Further, any one of the features of the present inventive concept may be used separately or in combination with any other feature. For example, references to the term “implementation” means that the feature or features being referred to are included in at least one aspect of the present inventive concept. Separate references to the term “implementation” in this description do not necessarily refer to the same implementation and are also not mutually exclusive unless so stated and/or except as will be readily apparent to those skilled in the art from the description. For example, a feature, structure, process, step, action, or the like described in one implementation may also be included in other implementations, but is not necessarily included. Thus, the present inventive concept may include a variety of combinations and/or integrations of the implementations described herein. Additionally, all aspects of the present inventive concept as described herein are not essential for its practice.

Lastly, the terms “or” and “and/or” as used herein are to be interpreted as inclusive or meaning any one or any combination. Therefore, “A, B or C” or “A, B and/or C” mean any of the following: “A”; “B”; “C”; “A and B”; “A and C”; “B and C”; or “A, B and C.” An exception to this definition will occur only when a combination of elements, functions, steps or acts are in some way inherently mutually exclusive.

II. General Architecture and Operations

As detailed herein, in one implementation, a system for extending reach in a wellbore in an oil well operation comprises a first coiled tubing string and a second coiled tubing string disposed within the first coiled tubing string. The diameter of the first coiled tubing string is greater than the diameter of the second coiled tubing string. A first seal is disposed between the first coiled tubing string and the second coiled tubing string. A second seal is disposed between the first coiled tubing string and the second coiled tubing string. The first seal and/or the second seal may be proximal to or at a first end or a second end of the first coiled tubing string. The first coiled tubing string, the second coiled tubing string, the first seal, and the second seal, define a sealed concentric coiled tubing string.

• [TASK STATEMENT] Revise the coiled tubing patent excerpt between "As detailed herein, in" and "concentric coiled tubing string.", inclusive, so that "wellbore" reads "borehole".

• [RECORD LIST]

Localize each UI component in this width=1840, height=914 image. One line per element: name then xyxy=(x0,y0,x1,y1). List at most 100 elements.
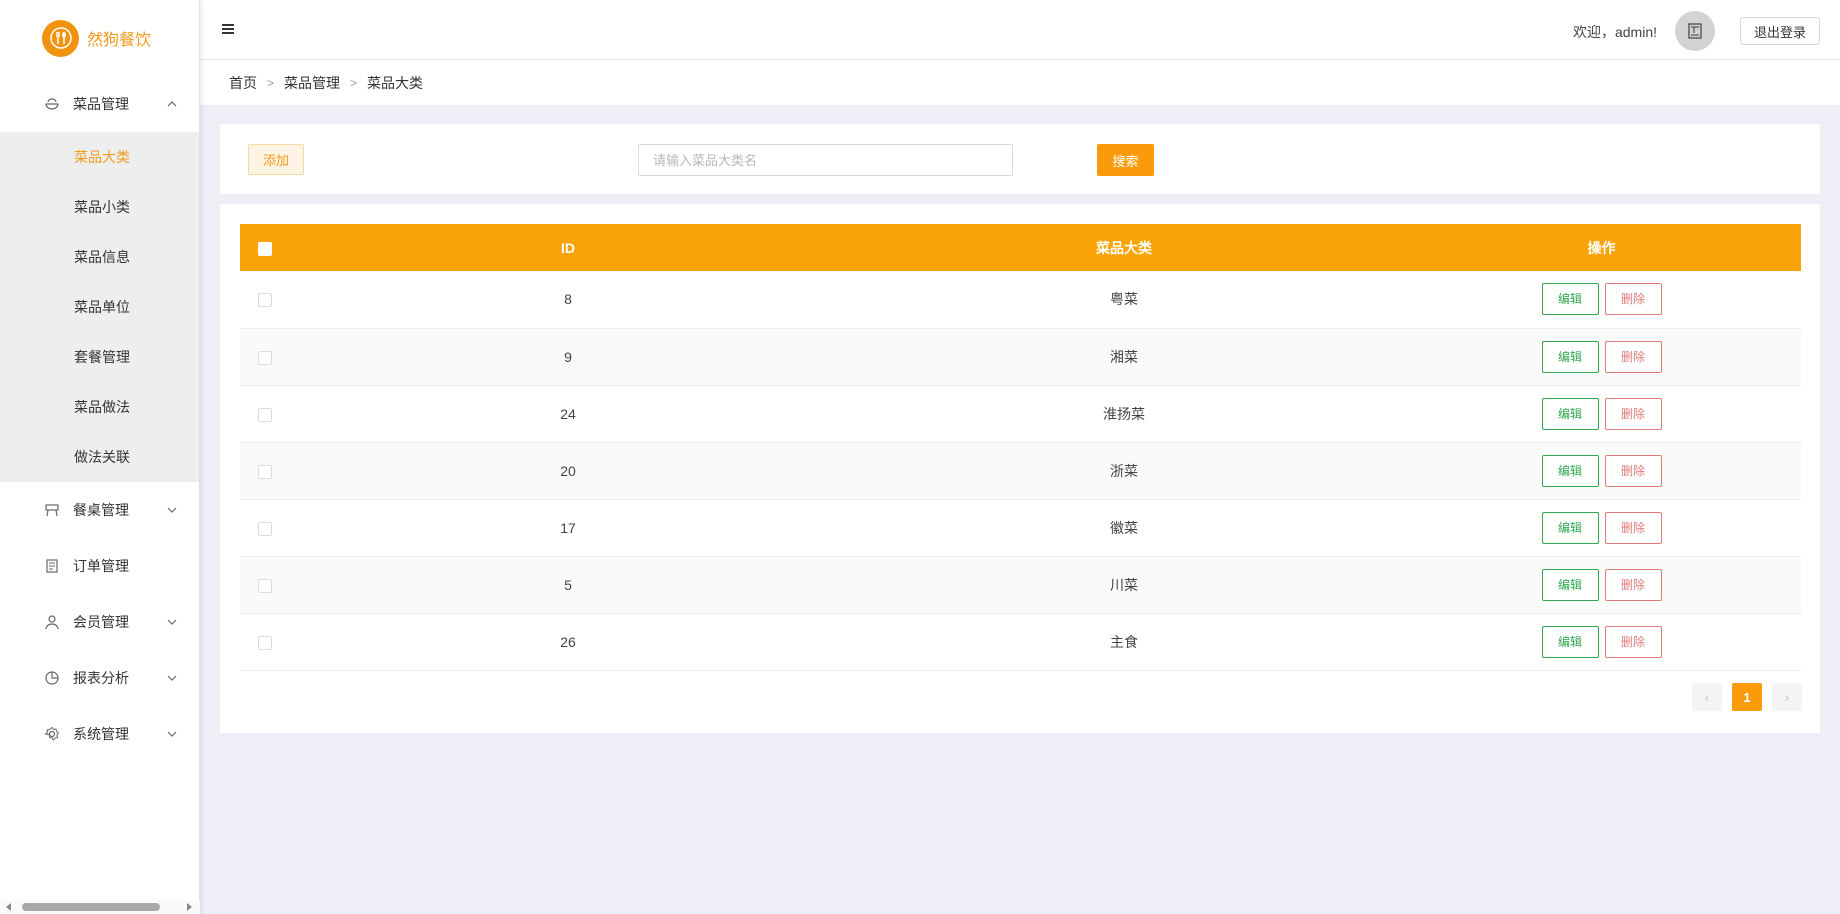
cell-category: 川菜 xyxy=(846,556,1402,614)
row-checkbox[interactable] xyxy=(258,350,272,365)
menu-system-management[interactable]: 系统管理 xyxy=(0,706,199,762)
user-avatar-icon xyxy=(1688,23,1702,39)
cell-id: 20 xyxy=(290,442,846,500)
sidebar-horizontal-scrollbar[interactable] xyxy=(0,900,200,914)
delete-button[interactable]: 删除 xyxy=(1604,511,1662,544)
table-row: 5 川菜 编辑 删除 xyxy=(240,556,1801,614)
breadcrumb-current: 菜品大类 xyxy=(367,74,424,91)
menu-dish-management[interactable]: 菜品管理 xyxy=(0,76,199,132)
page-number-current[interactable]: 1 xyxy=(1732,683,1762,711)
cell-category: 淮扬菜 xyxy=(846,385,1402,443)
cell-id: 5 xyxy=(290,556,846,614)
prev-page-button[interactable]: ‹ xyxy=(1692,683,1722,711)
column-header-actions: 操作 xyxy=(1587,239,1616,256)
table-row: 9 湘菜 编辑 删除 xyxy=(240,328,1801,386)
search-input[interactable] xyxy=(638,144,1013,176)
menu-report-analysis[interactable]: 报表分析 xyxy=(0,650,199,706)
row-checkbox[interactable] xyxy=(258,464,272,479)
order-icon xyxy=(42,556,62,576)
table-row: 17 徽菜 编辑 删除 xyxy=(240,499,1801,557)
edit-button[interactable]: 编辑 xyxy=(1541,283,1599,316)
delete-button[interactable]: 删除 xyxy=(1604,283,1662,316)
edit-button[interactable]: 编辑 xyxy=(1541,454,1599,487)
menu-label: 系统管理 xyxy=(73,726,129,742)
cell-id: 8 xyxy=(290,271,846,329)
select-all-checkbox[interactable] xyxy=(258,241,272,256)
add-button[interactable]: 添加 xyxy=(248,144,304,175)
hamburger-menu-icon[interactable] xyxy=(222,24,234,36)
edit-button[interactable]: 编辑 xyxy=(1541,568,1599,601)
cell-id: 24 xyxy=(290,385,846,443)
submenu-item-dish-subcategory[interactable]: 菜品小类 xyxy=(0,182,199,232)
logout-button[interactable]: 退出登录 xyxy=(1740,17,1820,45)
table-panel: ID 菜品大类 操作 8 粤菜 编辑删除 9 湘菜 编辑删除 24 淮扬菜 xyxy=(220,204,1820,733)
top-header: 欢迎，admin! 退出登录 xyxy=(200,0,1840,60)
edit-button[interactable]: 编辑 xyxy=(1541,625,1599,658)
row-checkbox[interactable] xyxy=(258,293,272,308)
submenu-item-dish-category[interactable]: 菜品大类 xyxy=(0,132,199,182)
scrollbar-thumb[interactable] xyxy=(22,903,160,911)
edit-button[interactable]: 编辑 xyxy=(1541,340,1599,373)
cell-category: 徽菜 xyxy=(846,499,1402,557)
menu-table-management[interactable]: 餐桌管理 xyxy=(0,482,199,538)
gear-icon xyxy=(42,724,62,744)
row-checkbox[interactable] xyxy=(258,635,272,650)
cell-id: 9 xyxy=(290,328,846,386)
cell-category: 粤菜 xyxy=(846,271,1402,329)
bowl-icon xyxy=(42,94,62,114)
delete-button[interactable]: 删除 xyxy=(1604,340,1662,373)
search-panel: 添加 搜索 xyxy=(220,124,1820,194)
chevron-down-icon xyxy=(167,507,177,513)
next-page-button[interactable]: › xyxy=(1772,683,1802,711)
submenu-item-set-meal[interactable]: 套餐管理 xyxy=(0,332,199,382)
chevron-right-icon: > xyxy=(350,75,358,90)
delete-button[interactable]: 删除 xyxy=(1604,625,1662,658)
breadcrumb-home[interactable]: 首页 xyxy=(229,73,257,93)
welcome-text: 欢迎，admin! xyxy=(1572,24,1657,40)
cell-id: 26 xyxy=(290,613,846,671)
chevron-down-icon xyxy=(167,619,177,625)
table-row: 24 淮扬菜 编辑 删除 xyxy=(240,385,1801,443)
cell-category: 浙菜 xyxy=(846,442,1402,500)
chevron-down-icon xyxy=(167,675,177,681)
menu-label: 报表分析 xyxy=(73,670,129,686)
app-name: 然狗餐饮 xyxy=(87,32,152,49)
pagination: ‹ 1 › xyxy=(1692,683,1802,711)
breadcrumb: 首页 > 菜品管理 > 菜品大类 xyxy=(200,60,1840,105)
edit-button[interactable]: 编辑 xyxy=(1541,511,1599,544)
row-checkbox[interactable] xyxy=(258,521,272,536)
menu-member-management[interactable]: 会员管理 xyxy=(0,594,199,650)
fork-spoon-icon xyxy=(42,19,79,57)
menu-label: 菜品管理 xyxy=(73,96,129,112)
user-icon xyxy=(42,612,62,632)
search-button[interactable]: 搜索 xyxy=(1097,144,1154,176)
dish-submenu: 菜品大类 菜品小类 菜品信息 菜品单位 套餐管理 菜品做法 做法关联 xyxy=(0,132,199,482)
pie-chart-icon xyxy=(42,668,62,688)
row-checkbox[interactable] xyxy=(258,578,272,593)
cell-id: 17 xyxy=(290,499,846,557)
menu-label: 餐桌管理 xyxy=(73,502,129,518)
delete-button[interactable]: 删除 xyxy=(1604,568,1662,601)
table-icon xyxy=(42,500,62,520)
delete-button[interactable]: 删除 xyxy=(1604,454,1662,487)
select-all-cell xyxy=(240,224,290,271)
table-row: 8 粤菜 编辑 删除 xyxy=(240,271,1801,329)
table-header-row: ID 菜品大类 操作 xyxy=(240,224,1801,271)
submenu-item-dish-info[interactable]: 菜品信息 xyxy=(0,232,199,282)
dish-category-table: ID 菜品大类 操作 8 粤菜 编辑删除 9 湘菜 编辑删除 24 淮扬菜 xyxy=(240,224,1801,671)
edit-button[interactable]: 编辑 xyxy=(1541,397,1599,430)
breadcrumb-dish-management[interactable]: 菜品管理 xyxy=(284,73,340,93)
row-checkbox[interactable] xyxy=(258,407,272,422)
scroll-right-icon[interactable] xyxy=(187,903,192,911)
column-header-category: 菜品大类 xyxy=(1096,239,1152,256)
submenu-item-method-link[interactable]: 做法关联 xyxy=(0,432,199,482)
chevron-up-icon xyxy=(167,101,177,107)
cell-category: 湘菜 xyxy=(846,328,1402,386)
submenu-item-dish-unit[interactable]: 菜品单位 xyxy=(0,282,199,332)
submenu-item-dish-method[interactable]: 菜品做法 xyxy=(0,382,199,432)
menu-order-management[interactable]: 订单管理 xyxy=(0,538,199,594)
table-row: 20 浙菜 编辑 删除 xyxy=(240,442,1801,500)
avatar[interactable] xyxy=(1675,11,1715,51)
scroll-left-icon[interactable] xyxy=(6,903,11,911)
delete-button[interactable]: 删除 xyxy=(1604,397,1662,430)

• [SOLUTION TO THIS PROBLEM]
As detailed herein, in one implementation, a system for extending reach in a borehole in an oil well operation comprises a first coiled tubing string and a second coiled tubing string disposed within the first coiled tubing string. The diameter of the first coiled tubing string is greater than the diameter of the second coiled tubing string. A first seal is disposed between the first coiled tubing string and the second coiled tubing string. A second seal is disposed between the first coiled tubing string and the second coiled tubing string. The first seal and/or the second seal may be proximal to or at a first end or a second end of the first coiled tubing string. The first coiled tubing string, the second coiled tubing string, the first seal, and the second seal, define a sealed concentric coiled tubing string.